(Task instructions)
The entries below should be transcribed in their entirety, exactly as written.

Stored entries
** begin **

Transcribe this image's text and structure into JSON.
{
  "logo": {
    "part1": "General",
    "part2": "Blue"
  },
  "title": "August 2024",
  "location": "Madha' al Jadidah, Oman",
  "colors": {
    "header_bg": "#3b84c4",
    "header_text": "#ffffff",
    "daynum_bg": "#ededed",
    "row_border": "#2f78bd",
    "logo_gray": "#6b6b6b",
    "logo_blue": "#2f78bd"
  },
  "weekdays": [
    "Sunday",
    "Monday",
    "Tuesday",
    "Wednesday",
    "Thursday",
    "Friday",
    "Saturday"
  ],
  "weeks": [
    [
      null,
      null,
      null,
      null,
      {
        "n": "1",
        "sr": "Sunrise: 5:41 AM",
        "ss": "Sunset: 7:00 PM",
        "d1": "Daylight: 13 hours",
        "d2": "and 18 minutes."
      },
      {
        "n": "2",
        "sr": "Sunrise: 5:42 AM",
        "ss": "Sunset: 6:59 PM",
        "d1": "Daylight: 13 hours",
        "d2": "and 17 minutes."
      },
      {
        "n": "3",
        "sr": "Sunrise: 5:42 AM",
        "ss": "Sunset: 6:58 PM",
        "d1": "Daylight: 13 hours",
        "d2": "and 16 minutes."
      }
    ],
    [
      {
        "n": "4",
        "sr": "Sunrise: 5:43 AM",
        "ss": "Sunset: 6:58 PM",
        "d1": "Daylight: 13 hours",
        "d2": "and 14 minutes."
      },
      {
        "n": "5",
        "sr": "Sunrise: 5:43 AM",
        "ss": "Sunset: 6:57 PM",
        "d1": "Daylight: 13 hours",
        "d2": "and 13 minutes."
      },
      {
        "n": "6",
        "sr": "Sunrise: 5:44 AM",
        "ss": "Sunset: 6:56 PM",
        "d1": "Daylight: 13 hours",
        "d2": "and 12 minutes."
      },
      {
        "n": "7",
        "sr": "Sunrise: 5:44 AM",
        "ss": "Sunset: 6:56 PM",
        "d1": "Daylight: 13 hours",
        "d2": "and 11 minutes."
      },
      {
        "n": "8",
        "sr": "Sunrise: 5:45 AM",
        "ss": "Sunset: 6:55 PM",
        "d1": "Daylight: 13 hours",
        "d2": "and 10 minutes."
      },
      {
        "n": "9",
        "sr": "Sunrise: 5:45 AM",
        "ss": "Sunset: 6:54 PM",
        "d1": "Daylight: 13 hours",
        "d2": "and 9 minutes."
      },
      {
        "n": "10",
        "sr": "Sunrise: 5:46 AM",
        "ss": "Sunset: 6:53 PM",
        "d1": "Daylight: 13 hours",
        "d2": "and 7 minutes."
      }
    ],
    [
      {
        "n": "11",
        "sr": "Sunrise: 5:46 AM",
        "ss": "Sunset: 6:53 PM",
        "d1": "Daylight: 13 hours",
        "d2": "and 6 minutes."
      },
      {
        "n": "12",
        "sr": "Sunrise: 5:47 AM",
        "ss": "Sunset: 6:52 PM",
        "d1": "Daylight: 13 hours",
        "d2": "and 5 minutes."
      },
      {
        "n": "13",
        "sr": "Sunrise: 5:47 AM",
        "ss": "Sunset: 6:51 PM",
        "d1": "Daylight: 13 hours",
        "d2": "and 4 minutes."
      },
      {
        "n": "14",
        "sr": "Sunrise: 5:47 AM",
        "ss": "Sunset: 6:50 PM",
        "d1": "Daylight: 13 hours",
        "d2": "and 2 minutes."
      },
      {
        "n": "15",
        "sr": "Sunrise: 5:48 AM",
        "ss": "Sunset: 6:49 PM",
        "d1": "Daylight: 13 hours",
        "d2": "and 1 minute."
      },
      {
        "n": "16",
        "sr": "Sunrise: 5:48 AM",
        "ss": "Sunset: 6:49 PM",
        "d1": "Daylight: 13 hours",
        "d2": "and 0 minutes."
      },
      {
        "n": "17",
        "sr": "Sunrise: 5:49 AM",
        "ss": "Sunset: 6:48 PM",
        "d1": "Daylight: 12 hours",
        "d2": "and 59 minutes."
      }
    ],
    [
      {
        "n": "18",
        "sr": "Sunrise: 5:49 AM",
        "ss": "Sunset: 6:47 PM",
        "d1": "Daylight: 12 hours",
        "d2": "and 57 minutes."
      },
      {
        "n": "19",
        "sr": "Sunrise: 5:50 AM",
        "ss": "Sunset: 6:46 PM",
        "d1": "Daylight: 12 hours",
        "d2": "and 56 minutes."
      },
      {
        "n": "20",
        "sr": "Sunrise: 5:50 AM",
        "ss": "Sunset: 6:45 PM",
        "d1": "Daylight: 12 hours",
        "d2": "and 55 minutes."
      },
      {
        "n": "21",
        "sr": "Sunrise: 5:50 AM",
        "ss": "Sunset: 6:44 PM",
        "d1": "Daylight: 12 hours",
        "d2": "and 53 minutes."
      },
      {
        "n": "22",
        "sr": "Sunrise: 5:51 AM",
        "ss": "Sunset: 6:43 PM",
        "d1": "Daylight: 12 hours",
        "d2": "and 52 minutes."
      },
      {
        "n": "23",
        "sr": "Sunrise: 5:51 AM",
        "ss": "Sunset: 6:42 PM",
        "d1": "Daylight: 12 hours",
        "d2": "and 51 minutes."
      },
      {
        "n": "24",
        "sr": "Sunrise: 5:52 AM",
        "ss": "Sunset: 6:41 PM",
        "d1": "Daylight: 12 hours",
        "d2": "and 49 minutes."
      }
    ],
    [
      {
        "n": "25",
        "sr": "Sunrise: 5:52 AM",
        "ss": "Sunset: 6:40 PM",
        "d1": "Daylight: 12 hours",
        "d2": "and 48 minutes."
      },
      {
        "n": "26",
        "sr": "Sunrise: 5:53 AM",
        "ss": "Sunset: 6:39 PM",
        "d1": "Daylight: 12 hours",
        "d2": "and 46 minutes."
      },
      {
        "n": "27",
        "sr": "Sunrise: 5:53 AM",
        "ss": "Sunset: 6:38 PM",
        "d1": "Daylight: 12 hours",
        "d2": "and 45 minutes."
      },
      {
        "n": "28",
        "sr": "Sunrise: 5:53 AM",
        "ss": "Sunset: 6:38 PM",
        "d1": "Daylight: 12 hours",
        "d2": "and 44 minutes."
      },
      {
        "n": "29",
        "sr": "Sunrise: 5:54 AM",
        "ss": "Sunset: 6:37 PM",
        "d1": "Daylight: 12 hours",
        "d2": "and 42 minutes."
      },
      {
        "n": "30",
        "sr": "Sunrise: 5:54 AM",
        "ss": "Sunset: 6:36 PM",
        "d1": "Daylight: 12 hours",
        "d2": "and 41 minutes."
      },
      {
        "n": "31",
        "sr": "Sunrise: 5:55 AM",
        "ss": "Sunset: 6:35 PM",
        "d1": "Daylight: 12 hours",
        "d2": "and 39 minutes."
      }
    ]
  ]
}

** end **

(Task result)
Transcribe this image's text and structure into JSON.
{
  "logo": {
    "part1": "General",
    "part2": "Blue"
  },
  "title": "August 2024",
  "location": "Madha' al Jadidah, Oman",
  "colors": {
    "header_bg": "#3b84c4",
    "header_text": "#ffffff",
    "daynum_bg": "#ededed",
    "row_border": "#2f78bd",
    "logo_gray": "#6b6b6b",
    "logo_blue": "#2f78bd"
  },
  "weekdays": [
    "Sunday",
    "Monday",
    "Tuesday",
    "Wednesday",
    "Thursday",
    "Friday",
    "Saturday"
  ],
  "weeks": [
    [
      null,
      null,
      null,
      null,
      {
        "n": "1",
        "sr": "Sunrise: 5:41 AM",
        "ss": "Sunset: 7:00 PM",
        "d1": "Daylight: 13 hours",
        "d2": "and 18 minutes."
      },
      {
        "n": "2",
        "sr": "Sunrise: 5:42 AM",
        "ss": "Sunset: 6:59 PM",
        "d1": "Daylight: 13 hours",
        "d2": "and 17 minutes."
      },
      {
        "n": "3",
        "sr": "Sunrise: 5:42 AM",
        "ss": "Sunset: 6:58 PM",
        "d1": "Daylight: 13 hours",
        "d2": "and 16 minutes."
      }
    ],
    [
      {
        "n": "4",
        "sr": "Sunrise: 5:43 AM",
        "ss": "Sunset: 6:58 PM",
        "d1": "Daylight: 13 hours",
        "d2": "and 14 minutes."
      },
      {
        "n": "5",
        "sr": "Sunrise: 5:43 AM",
        "ss": "Sunset: 6:57 PM",
        "d1": "Daylight: 13 hours",
        "d2": "and 13 minutes."
      },
      {
        "n": "6",
        "sr": "Sunrise: 5:44 AM",
        "ss": "Sunset: 6:56 PM",
        "d1": "Daylight: 13 hours",
        "d2": "and 12 minutes."
      },
      {
        "n": "7",
        "sr": "Sunrise: 5:44 AM",
        "ss": "Sunset: 6:56 PM",
        "d1": "Daylight: 13 hours",
        "d2": "and 11 minutes."
      },
      {
        "n": "8",
        "sr": "Sunrise: 5:45 AM",
        "ss": "Sunset: 6:55 PM",
        "d1": "Daylight: 13 hours",
        "d2": "and 10 minutes."
      },
      {
        "n": "9",
        "sr": "Sunrise: 5:45 AM",
        "ss": "Sunset: 6:54 PM",
        "d1": "Daylight: 13 hours",
        "d2": "and 9 minutes."
      },
      {
        "n": "10",
        "sr": "Sunrise: 5:46 AM",
        "ss": "Sunset: 6:53 PM",
        "d1": "Daylight: 13 hours",
        "d2": "and 7 minutes."
      }
    ],
    [
      {
        "n": "11",
        "sr": "Sunrise: 5:46 AM",
        "ss": "Sunset: 6:53 PM",
        "d1": "Daylight: 13 hours",
        "d2": "and 6 minutes."
      },
      {
        "n": "12",
        "sr": "Sunrise: 5:47 AM",
        "ss": "Sunset: 6:52 PM",
        "d1": "Daylight: 13 hours",
        "d2": "and 5 minutes."
      },
      {
        "n": "13",
        "sr": "Sunrise: 5:47 AM",
        "ss": "Sunset: 6:51 PM",
        "d1": "Daylight: 13 hours",
        "d2": "and 4 minutes."
      },
      {
        "n": "14",
        "sr": "Sunrise: 5:47 AM",
        "ss": "Sunset: 6:50 PM",
        "d1": "Daylight: 13 hours",
        "d2": "and 2 minutes."
      },
      {
        "n": "15",
        "sr": "Sunrise: 5:48 AM",
        "ss": "Sunset: 6:49 PM",
        "d1": "Daylight: 13 hours",
        "d2": "and 1 minute."
      },
      {
        "n": "16",
        "sr": "Sunrise: 5:48 AM",
        "ss": "Sunset: 6:49 PM",
        "d1": "Daylight: 13 hours",
        "d2": "and 0 minutes."
      },
      {
        "n": "17",
        "sr": "Sunrise: 5:49 AM",
        "ss": "Sunset: 6:48 PM",
        "d1": "Daylight: 12 hours",
        "d2": "and 59 minutes."
      }
    ],
    [
      {
        "n": "18",
        "sr": "Sunrise: 5:49 AM",
        "ss": "Sunset: 6:47 PM",
        "d1": "Daylight: 12 hours",
        "d2": "and 57 minutes."
      },
      {
        "n": "19",
        "sr": "Sunrise: 5:50 AM",
        "ss": "Sunset: 6:46 PM",
        "d1": "Daylight: 12 hours",
        "d2": "and 56 minutes."
      },
      {
        "n": "20",
        "sr": "Sunrise: 5:50 AM",
        "ss": "Sunset: 6:45 PM",
        "d1": "Daylight: 12 hours",
        "d2": "and 55 minutes."
      },
      {
        "n": "21",
        "sr": "Sunrise: 5:50 AM",
        "ss": "Sunset: 6:44 PM",
        "d1": "Daylight: 12 hours",
        "d2": "and 53 minutes."
      },
      {
        "n": "22",
        "sr": "Sunrise: 5:51 AM",
        "ss": "Sunset: 6:43 PM",
        "d1": "Daylight: 12 hours",
        "d2": "and 52 minutes."
      },
      {
        "n": "23",
        "sr": "Sunrise: 5:51 AM",
        "ss": "Sunset: 6:42 PM",
        "d1": "Daylight: 12 hours",
        "d2": "and 51 minutes."
      },
      {
        "n": "24",
        "sr": "Sunrise: 5:52 AM",
        "ss": "Sunset: 6:41 PM",
        "d1": "Daylight: 12 hours",
        "d2": "and 49 minutes."
      }
    ],
    [
      {
        "n": "25",
        "sr": "Sunrise: 5:52 AM",
        "ss": "Sunset: 6:40 PM",
        "d1": "Daylight: 12 hours",
        "d2": "and 48 minutes."
      },
      {
        "n": "26",
        "sr": "Sunrise: 5:53 AM",
        "ss": "Sunset: 6:39 PM",
        "d1": "Daylight: 12 hours",
        "d2": "and 46 minutes."
      },
      {
        "n": "27",
        "sr": "Sunrise: 5:53 AM",
        "ss": "Sunset: 6:38 PM",
        "d1": "Daylight: 12 hours",
        "d2": "and 45 minutes."
      },
      {
        "n": "28",
        "sr": "Sunrise: 5:53 AM",
        "ss": "Sunset: 6:38 PM",
        "d1": "Daylight: 12 hours",
        "d2": "and 44 minutes."
      },
      {
        "n": "29",
        "sr": "Sunrise: 5:54 AM",
        "ss": "Sunset: 6:37 PM",
        "d1": "Daylight: 12 hours",
        "d2": "and 42 minutes."
      },
      {
        "n": "30",
        "sr": "Sunrise: 5:54 AM",
        "ss": "Sunset: 6:36 PM",
        "d1": "Daylight: 12 hours",
        "d2": "and 41 minutes."
      },
      {
        "n": "31",
        "sr": "Sunrise: 5:55 AM",
        "ss": "Sunset: 6:35 PM",
        "d1": "Daylight: 12 hours",
        "d2": "and 39 minutes."
      }
    ]
  ]
}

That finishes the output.